»»
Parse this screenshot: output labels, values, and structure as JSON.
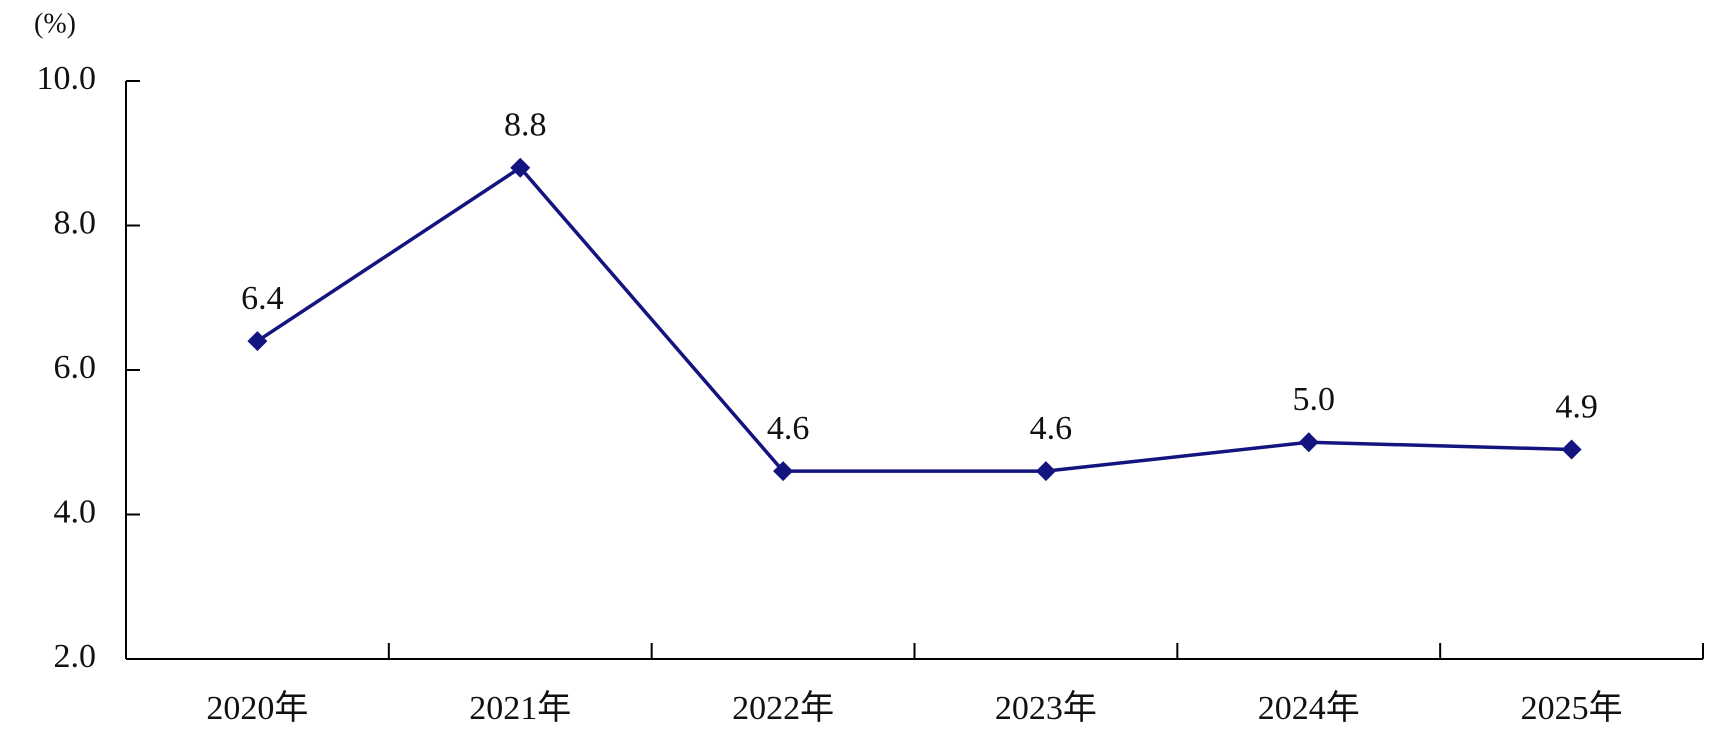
{
  "chart_data": {
    "type": "line",
    "y_label": "(%)",
    "categories": [
      "2020年",
      "2021年",
      "2022年",
      "2023年",
      "2024年",
      "2025年"
    ],
    "series": [
      {
        "color": "#141480",
        "values": [
          6.4,
          8.8,
          4.6,
          4.6,
          5.0,
          4.9
        ],
        "value_labels": [
          "6.4",
          "8.8",
          "4.6",
          "4.6",
          "5.0",
          "4.9"
        ]
      }
    ],
    "ylim": [
      2,
      10
    ],
    "yticks": [
      {
        "value": 2,
        "label": "2.0"
      },
      {
        "value": 4,
        "label": "4.0"
      },
      {
        "value": 6,
        "label": "6.0"
      },
      {
        "value": 8,
        "label": "8.0"
      },
      {
        "value": 10,
        "label": "10.0"
      }
    ]
  }
}
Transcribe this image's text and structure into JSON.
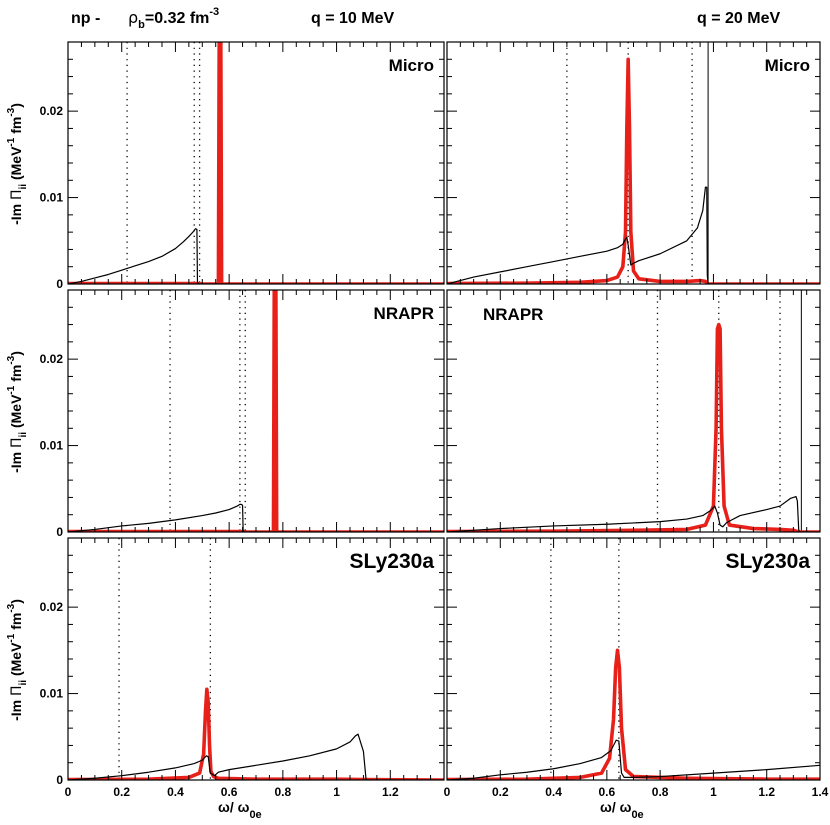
{
  "header": {
    "reaction": "np -",
    "density_symbol": "ρ",
    "density_sub": "b",
    "density_eq": "=0.32 fm",
    "density_sup": "-3",
    "q_left": "q = 10 MeV",
    "q_right": "q = 20 MeV"
  },
  "axes": {
    "xlabel": {
      "main": "ω/ ω",
      "sub": "0e"
    },
    "ylabel": {
      "pre": "-Im ",
      "pi": "Π",
      "pi_sub": "ii",
      "units1": " (MeV",
      "sup1": "-1",
      "units2": " fm",
      "sup2": "-3",
      "close": ")"
    },
    "xlim": [
      0,
      1.4
    ],
    "ylim": [
      0,
      0.028
    ],
    "x_ticks": [
      0,
      0.2,
      0.4,
      0.6,
      0.8,
      1,
      1.2,
      1.4
    ],
    "x_tick_labels": [
      "0",
      "0.2",
      "0.4",
      "0.6",
      "0.8",
      "1",
      "1.2",
      "1.4"
    ],
    "y_ticks": [
      0,
      0.01,
      0.02
    ],
    "y_tick_labels": [
      "0",
      "0.01",
      "0.02"
    ]
  },
  "colors": {
    "black_curve": "#000000",
    "red_curve": "#e8201a",
    "frame": "#000000"
  },
  "chart_data": [
    {
      "type": "line",
      "panel": "Micro, q = 10 MeV",
      "label": "Micro",
      "dotted_lines": [
        0.22,
        0.47,
        0.49
      ],
      "series": [
        {
          "name": "black",
          "x": [
            0,
            0.05,
            0.1,
            0.15,
            0.2,
            0.25,
            0.3,
            0.35,
            0.4,
            0.43,
            0.45,
            0.465,
            0.475,
            0.48,
            0.482,
            0.486,
            1.4
          ],
          "y": [
            0,
            0.0003,
            0.0007,
            0.0011,
            0.0016,
            0.0021,
            0.0026,
            0.0032,
            0.0041,
            0.0049,
            0.0055,
            0.006,
            0.0064,
            0.0063,
            0.0002,
            0,
            0
          ]
        },
        {
          "name": "red",
          "x": [
            0,
            0.485,
            0.5,
            0.56,
            0.563,
            0.566,
            0.569,
            0.572,
            0.6,
            1.4
          ],
          "y": [
            5e-05,
            5e-05,
            0,
            0,
            0.03,
            0.03,
            0.03,
            0,
            0,
            0
          ]
        }
      ]
    },
    {
      "type": "line",
      "panel": "Micro, q = 20 MeV",
      "label": "Micro",
      "dotted_lines": [
        0.45,
        0.68,
        0.92
      ],
      "solid_lines": [
        0.98
      ],
      "series": [
        {
          "name": "black",
          "x": [
            0,
            0.1,
            0.2,
            0.3,
            0.4,
            0.5,
            0.6,
            0.64,
            0.66,
            0.67,
            0.675,
            0.68,
            0.69,
            0.7,
            0.72,
            0.8,
            0.9,
            0.94,
            0.96,
            0.97,
            0.975,
            0.977,
            0.98,
            1.4
          ],
          "y": [
            0,
            0.0008,
            0.0014,
            0.002,
            0.0026,
            0.0032,
            0.0038,
            0.0042,
            0.0046,
            0.0052,
            0.0054,
            0.0045,
            0.0022,
            0.0024,
            0.0027,
            0.0035,
            0.005,
            0.0065,
            0.0085,
            0.0112,
            0.0112,
            0.001,
            0,
            0
          ]
        },
        {
          "name": "red",
          "x": [
            0,
            0.3,
            0.5,
            0.6,
            0.64,
            0.66,
            0.67,
            0.675,
            0.68,
            0.685,
            0.69,
            0.7,
            0.72,
            0.8,
            0.9,
            0.95,
            0.97,
            0.98,
            1.4
          ],
          "y": [
            5e-05,
            0.0001,
            0.0002,
            0.0004,
            0.0008,
            0.002,
            0.006,
            0.018,
            0.026,
            0.018,
            0.006,
            0.0015,
            0.0006,
            0.0003,
            0.0003,
            0.0004,
            0.0003,
            0,
            0
          ]
        }
      ]
    },
    {
      "type": "line",
      "panel": "NRAPR, q = 10 MeV",
      "label": "NRAPR",
      "dotted_lines": [
        0.38,
        0.64,
        0.66
      ],
      "series": [
        {
          "name": "black",
          "x": [
            0,
            0.1,
            0.2,
            0.3,
            0.4,
            0.5,
            0.55,
            0.6,
            0.63,
            0.64,
            0.645,
            0.65,
            0.652,
            0.655,
            1.4
          ],
          "y": [
            0,
            0.0003,
            0.0007,
            0.001,
            0.0014,
            0.0019,
            0.0022,
            0.0026,
            0.003,
            0.0032,
            0.0032,
            0.0031,
            0.0002,
            0,
            0
          ]
        },
        {
          "name": "red",
          "x": [
            0,
            0.65,
            0.66,
            0.765,
            0.768,
            0.771,
            0.774,
            0.777,
            0.8,
            1.4
          ],
          "y": [
            5e-05,
            5e-05,
            0,
            0,
            0.03,
            0.03,
            0.03,
            0,
            0,
            0
          ]
        }
      ]
    },
    {
      "type": "line",
      "panel": "NRAPR, q = 20 MeV",
      "label": "NRAPR",
      "dotted_lines": [
        0.79,
        1.02,
        1.25
      ],
      "solid_lines": [
        1.33
      ],
      "series": [
        {
          "name": "black",
          "x": [
            0,
            0.2,
            0.4,
            0.6,
            0.8,
            0.9,
            0.96,
            0.99,
            1.005,
            1.015,
            1.025,
            1.035,
            1.05,
            1.1,
            1.2,
            1.25,
            1.29,
            1.31,
            1.315,
            1.32,
            1.322,
            1.4
          ],
          "y": [
            0,
            0.0004,
            0.0007,
            0.0009,
            0.0012,
            0.0015,
            0.0019,
            0.0025,
            0.003,
            0.0022,
            0.0008,
            0.0006,
            0.0011,
            0.0019,
            0.0026,
            0.003,
            0.0039,
            0.0041,
            0.0036,
            0.0003,
            0,
            0
          ]
        },
        {
          "name": "red",
          "x": [
            0,
            0.4,
            0.7,
            0.9,
            0.97,
            1.0,
            1.01,
            1.015,
            1.02,
            1.025,
            1.03,
            1.04,
            1.06,
            1.15,
            1.25,
            1.3,
            1.32,
            1.4
          ],
          "y": [
            5e-05,
            0.0001,
            0.0002,
            0.0003,
            0.0008,
            0.003,
            0.012,
            0.0235,
            0.024,
            0.0235,
            0.012,
            0.003,
            0.0008,
            0.0004,
            0.0003,
            0.0002,
            0,
            0
          ]
        }
      ]
    },
    {
      "type": "line",
      "panel": "SLy230a, q = 10 MeV",
      "label": "SLy230a",
      "dotted_lines": [
        0.19,
        0.53
      ],
      "series": [
        {
          "name": "black",
          "x": [
            0,
            0.1,
            0.2,
            0.3,
            0.4,
            0.47,
            0.5,
            0.515,
            0.522,
            0.53,
            0.545,
            0.56,
            0.6,
            0.7,
            0.8,
            0.9,
            1.0,
            1.05,
            1.07,
            1.08,
            1.1,
            1.11,
            1.4
          ],
          "y": [
            0,
            0.0002,
            0.0005,
            0.0009,
            0.0014,
            0.0019,
            0.0023,
            0.0028,
            0.0027,
            0.0008,
            0.0005,
            0.0009,
            0.0012,
            0.0017,
            0.0022,
            0.0028,
            0.0036,
            0.0044,
            0.0051,
            0.0053,
            0.0033,
            0,
            0
          ]
        },
        {
          "name": "red",
          "x": [
            0,
            0.3,
            0.45,
            0.49,
            0.505,
            0.512,
            0.517,
            0.522,
            0.527,
            0.532,
            0.542,
            0.56,
            0.7,
            1.0,
            1.1,
            1.4
          ],
          "y": [
            5e-05,
            0.0001,
            0.0003,
            0.0008,
            0.003,
            0.008,
            0.0105,
            0.009,
            0.004,
            0.001,
            0.0004,
            0.0002,
            0.0001,
            0.0001,
            5e-05,
            0
          ]
        }
      ]
    },
    {
      "type": "line",
      "panel": "SLy230a, q = 20 MeV",
      "label": "SLy230a",
      "dotted_lines": [
        0.39,
        0.645
      ],
      "series": [
        {
          "name": "black",
          "x": [
            0,
            0.1,
            0.2,
            0.3,
            0.4,
            0.5,
            0.58,
            0.615,
            0.635,
            0.645,
            0.655,
            0.665,
            0.7,
            0.8,
            1.0,
            1.2,
            1.4
          ],
          "y": [
            0,
            0.0002,
            0.0006,
            0.0009,
            0.0013,
            0.0019,
            0.0026,
            0.0034,
            0.0046,
            0.0045,
            0.0008,
            0.0003,
            0.0003,
            0.0004,
            0.0008,
            0.0012,
            0.0017
          ]
        },
        {
          "name": "red",
          "x": [
            0,
            0.3,
            0.5,
            0.58,
            0.61,
            0.625,
            0.633,
            0.64,
            0.647,
            0.655,
            0.67,
            0.7,
            0.9,
            1.2,
            1.4
          ],
          "y": [
            5e-05,
            0.0001,
            0.0003,
            0.0008,
            0.0025,
            0.007,
            0.013,
            0.015,
            0.013,
            0.006,
            0.0012,
            0.0004,
            0.0002,
            0.0001,
            0.0001
          ]
        }
      ]
    }
  ]
}
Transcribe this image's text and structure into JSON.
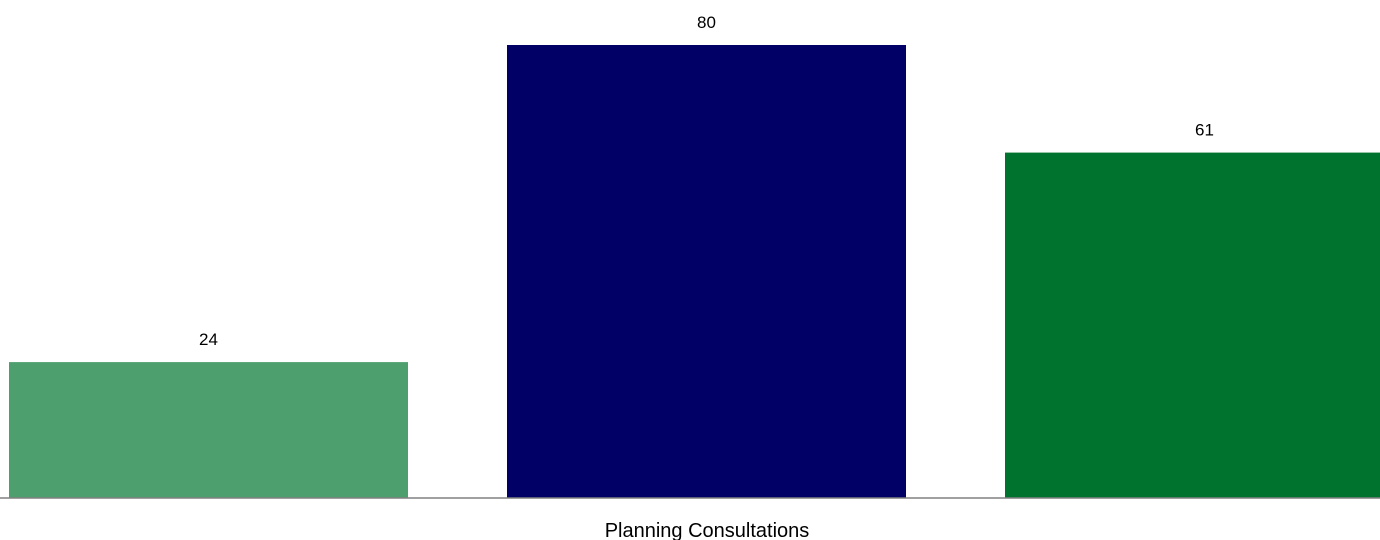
««
## Request:
Which lines in the listing above hold the word "values"? Show each of them.

## Exercise result:
Parse this screenshot: output labels, values, and structure as JSON.
        "values": [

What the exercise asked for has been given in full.